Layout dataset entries
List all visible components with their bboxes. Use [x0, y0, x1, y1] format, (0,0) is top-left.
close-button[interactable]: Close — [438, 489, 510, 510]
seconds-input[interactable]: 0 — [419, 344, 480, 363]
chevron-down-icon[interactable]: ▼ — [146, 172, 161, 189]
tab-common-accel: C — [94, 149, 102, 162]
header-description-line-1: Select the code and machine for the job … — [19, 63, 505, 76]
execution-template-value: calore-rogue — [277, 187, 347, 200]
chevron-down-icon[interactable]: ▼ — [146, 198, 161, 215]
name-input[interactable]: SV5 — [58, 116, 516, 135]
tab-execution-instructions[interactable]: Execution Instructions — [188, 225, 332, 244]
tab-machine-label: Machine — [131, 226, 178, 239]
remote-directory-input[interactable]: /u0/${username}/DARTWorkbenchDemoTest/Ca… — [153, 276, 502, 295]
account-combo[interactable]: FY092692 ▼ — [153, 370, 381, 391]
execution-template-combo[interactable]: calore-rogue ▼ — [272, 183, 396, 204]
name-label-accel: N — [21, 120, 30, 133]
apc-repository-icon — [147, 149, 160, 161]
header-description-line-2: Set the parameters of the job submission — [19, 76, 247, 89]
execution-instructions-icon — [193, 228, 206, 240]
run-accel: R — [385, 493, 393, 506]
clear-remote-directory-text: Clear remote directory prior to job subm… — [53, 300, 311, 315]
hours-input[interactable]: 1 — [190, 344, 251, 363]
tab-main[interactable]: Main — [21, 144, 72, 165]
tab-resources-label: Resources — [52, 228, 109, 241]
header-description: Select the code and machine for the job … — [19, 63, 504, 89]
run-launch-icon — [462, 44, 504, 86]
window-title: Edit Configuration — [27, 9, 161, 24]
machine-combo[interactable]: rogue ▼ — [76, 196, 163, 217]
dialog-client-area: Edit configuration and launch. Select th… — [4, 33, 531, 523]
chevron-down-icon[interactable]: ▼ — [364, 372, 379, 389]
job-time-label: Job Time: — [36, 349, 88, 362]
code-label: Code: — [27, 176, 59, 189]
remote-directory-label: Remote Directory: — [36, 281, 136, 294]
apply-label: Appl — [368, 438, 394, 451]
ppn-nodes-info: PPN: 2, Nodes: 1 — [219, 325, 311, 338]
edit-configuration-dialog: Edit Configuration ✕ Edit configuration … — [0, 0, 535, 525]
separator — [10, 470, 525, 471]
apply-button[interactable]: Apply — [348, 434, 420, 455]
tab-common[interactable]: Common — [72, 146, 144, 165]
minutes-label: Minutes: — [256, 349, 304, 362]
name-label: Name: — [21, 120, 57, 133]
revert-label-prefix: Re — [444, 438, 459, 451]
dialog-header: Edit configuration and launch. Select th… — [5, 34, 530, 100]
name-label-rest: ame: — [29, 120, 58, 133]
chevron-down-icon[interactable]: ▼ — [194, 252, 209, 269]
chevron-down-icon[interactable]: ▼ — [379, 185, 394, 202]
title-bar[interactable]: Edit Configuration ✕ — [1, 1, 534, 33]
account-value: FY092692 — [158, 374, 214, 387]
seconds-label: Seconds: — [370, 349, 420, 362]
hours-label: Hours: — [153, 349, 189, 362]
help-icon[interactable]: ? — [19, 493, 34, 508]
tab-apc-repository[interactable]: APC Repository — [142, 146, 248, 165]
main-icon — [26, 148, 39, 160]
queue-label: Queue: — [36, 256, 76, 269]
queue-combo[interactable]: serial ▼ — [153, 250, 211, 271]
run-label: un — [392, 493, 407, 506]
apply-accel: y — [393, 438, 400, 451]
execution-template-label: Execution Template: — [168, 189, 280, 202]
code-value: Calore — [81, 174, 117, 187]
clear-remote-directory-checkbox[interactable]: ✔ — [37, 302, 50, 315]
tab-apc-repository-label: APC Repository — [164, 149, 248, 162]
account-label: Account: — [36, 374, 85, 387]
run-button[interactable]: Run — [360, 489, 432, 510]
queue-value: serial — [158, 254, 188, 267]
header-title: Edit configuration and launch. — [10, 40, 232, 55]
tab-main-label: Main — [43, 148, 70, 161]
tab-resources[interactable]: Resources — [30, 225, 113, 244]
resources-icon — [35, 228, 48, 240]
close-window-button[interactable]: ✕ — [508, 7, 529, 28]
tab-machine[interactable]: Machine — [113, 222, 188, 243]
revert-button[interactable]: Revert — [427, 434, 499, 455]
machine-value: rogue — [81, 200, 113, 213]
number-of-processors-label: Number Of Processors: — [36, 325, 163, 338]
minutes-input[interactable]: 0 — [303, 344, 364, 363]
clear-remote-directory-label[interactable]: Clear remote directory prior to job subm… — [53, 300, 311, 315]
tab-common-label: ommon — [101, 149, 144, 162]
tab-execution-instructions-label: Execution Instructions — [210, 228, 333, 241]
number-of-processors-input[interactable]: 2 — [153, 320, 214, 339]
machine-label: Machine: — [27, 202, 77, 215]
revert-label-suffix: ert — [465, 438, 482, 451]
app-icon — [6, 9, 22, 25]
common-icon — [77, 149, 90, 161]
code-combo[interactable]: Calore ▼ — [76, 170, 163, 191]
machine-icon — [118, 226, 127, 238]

_What to work on:_ Copy the entries verbatim, starting at the first line and ending at the line with "apply-button[interactable]: Apply —".

_Exercise result:_
List all visible components with their bboxes. Use [x0, y0, x1, y1] format, (0,0) is top-left.
close-button[interactable]: Close — [438, 489, 510, 510]
seconds-input[interactable]: 0 — [419, 344, 480, 363]
chevron-down-icon[interactable]: ▼ — [146, 172, 161, 189]
tab-common-accel: C — [94, 149, 102, 162]
header-description-line-1: Select the code and machine for the job … — [19, 63, 505, 76]
execution-template-value: calore-rogue — [277, 187, 347, 200]
chevron-down-icon[interactable]: ▼ — [146, 198, 161, 215]
name-input[interactable]: SV5 — [58, 116, 516, 135]
tab-execution-instructions[interactable]: Execution Instructions — [188, 225, 332, 244]
tab-machine-label: Machine — [131, 226, 178, 239]
remote-directory-input[interactable]: /u0/${username}/DARTWorkbenchDemoTest/Ca… — [153, 276, 502, 295]
account-combo[interactable]: FY092692 ▼ — [153, 370, 381, 391]
execution-template-combo[interactable]: calore-rogue ▼ — [272, 183, 396, 204]
name-label-accel: N — [21, 120, 30, 133]
apc-repository-icon — [147, 149, 160, 161]
header-description-line-2: Set the parameters of the job submission — [19, 76, 247, 89]
execution-instructions-icon — [193, 228, 206, 240]
run-accel: R — [385, 493, 393, 506]
clear-remote-directory-text: Clear remote directory prior to job subm… — [53, 300, 311, 315]
hours-input[interactable]: 1 — [190, 344, 251, 363]
tab-main[interactable]: Main — [21, 144, 72, 165]
tab-resources-label: Resources — [52, 228, 109, 241]
header-description: Select the code and machine for the job … — [19, 63, 504, 89]
run-launch-icon — [462, 44, 504, 86]
window-title: Edit Configuration — [27, 9, 161, 24]
machine-combo[interactable]: rogue ▼ — [76, 196, 163, 217]
dialog-client-area: Edit configuration and launch. Select th… — [4, 33, 531, 523]
chevron-down-icon[interactable]: ▼ — [364, 372, 379, 389]
job-time-label: Job Time: — [36, 349, 88, 362]
code-label: Code: — [27, 176, 59, 189]
remote-directory-label: Remote Directory: — [36, 281, 136, 294]
apply-label: Appl — [368, 438, 394, 451]
ppn-nodes-info: PPN: 2, Nodes: 1 — [219, 325, 311, 338]
edit-configuration-dialog: Edit Configuration ✕ Edit configuration … — [0, 0, 535, 525]
separator — [10, 470, 525, 471]
apply-button[interactable]: Apply — [348, 434, 420, 455]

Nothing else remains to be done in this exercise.